Work to do: Quote the records in full and leave their pictures out.

Records for the task:
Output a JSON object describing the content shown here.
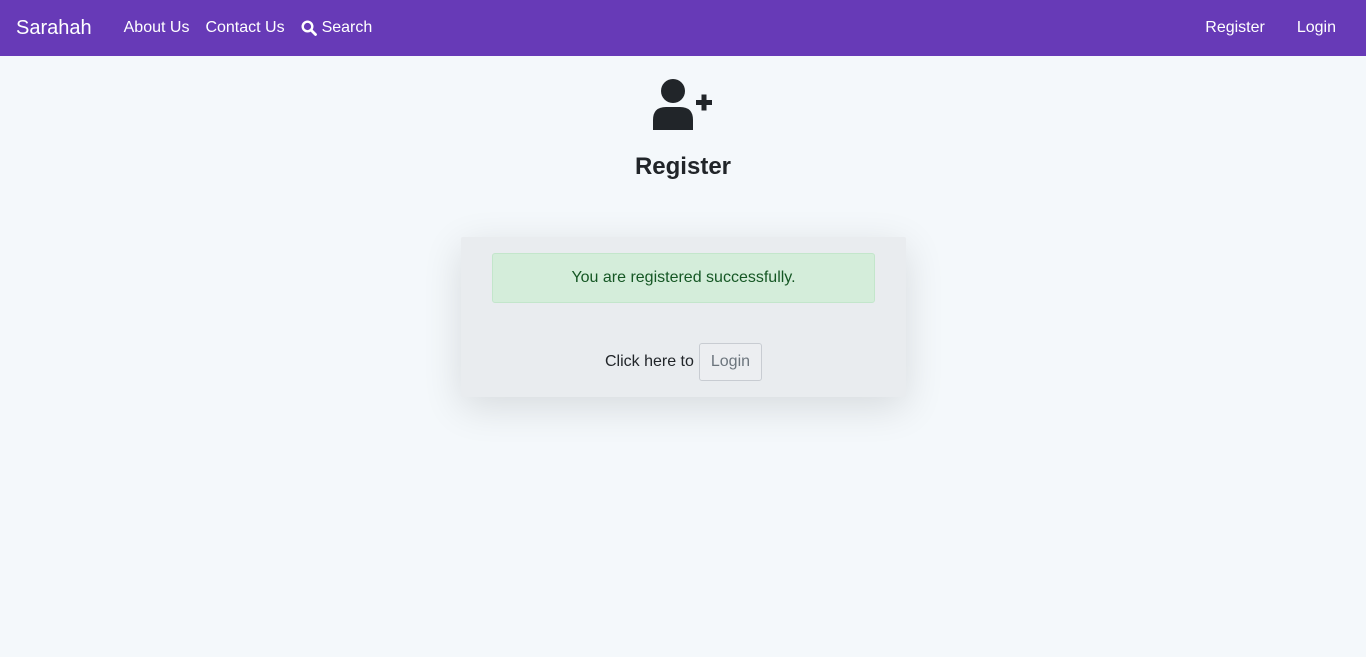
{
  "navbar": {
    "brand": "Sarahah",
    "left_links": [
      {
        "label": "About Us"
      },
      {
        "label": "Contact Us"
      },
      {
        "label": "Search",
        "icon": "search-icon"
      }
    ],
    "right_links": [
      {
        "label": "Register"
      },
      {
        "label": "Login"
      }
    ],
    "background_color": "#673ab7"
  },
  "header": {
    "icon": "user-plus-icon",
    "title": "Register"
  },
  "card": {
    "alert_message": "You are registered successfully.",
    "login_prompt": "Click here to",
    "login_button_label": "Login"
  },
  "colors": {
    "page_background": "#f4f8fb",
    "alert_background": "#d4edda",
    "alert_text": "#155724"
  }
}
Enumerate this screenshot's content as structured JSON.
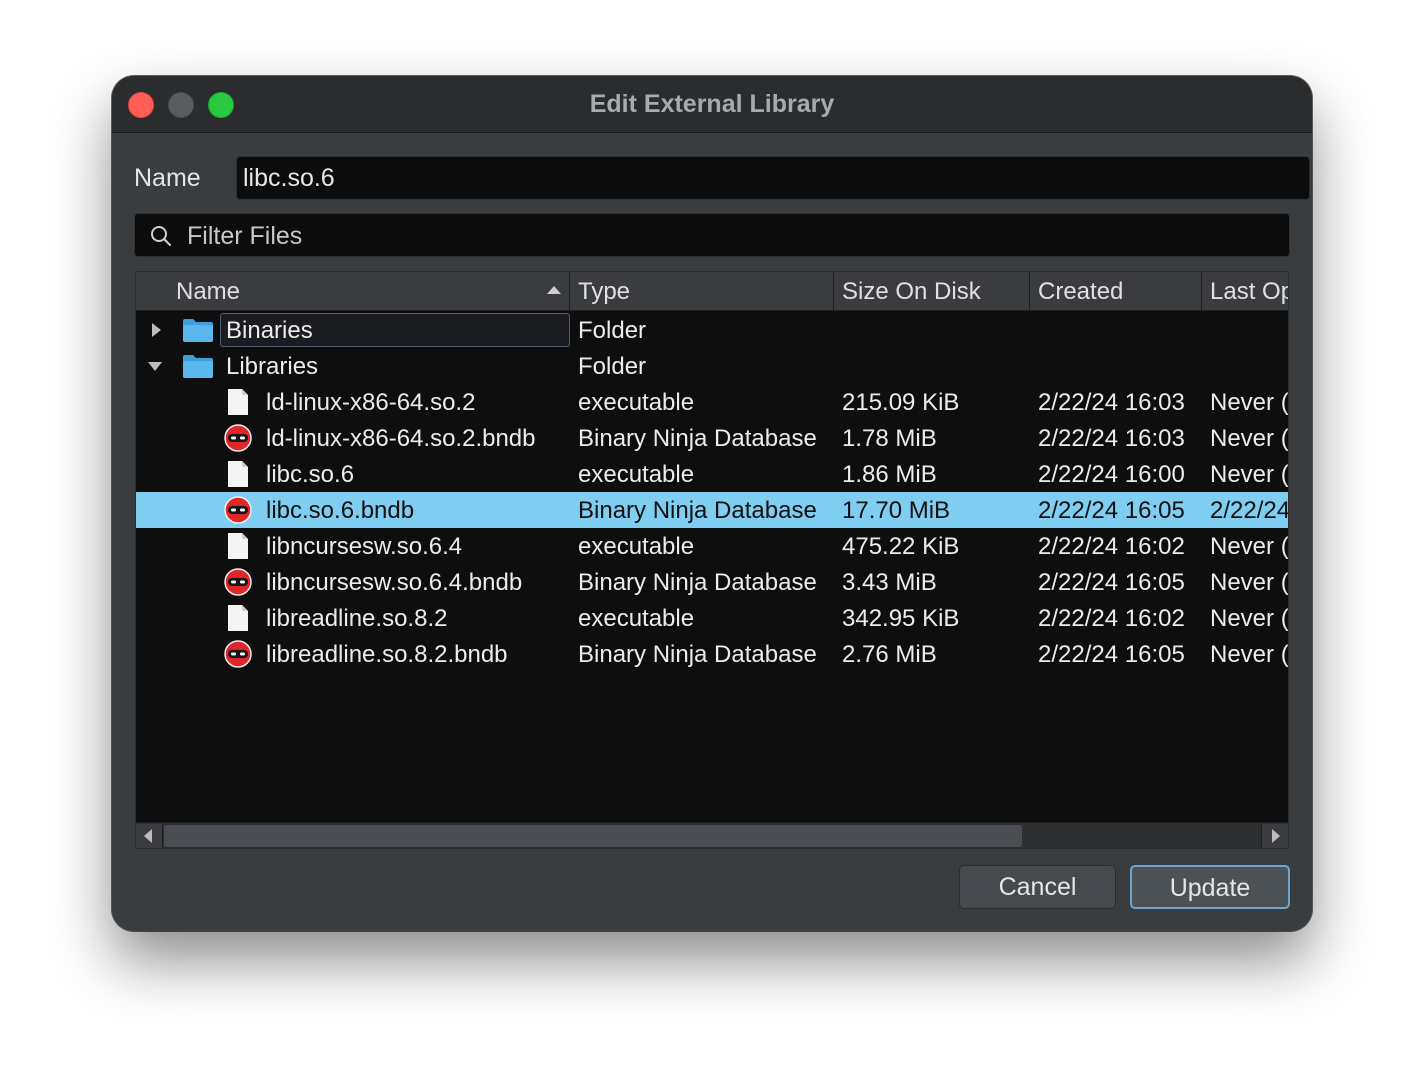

Solution to this problem:
Output a JSON object describing the content shown here.
{
  "navbar": {
    "brand": "Sarahah",
    "left_links": [
      {
        "label": "About Us"
      },
      {
        "label": "Contact Us"
      },
      {
        "label": "Search",
        "icon": "search-icon"
      }
    ],
    "right_links": [
      {
        "label": "Register"
      },
      {
        "label": "Login"
      }
    ],
    "background_color": "#673ab7"
  },
  "header": {
    "icon": "user-plus-icon",
    "title": "Register"
  },
  "card": {
    "alert_message": "You are registered successfully.",
    "login_prompt": "Click here to",
    "login_button_label": "Login"
  },
  "colors": {
    "page_background": "#f4f8fb",
    "alert_background": "#d4edda",
    "alert_text": "#155724"
  }
}
Enumerate this screenshot's content as structured JSON.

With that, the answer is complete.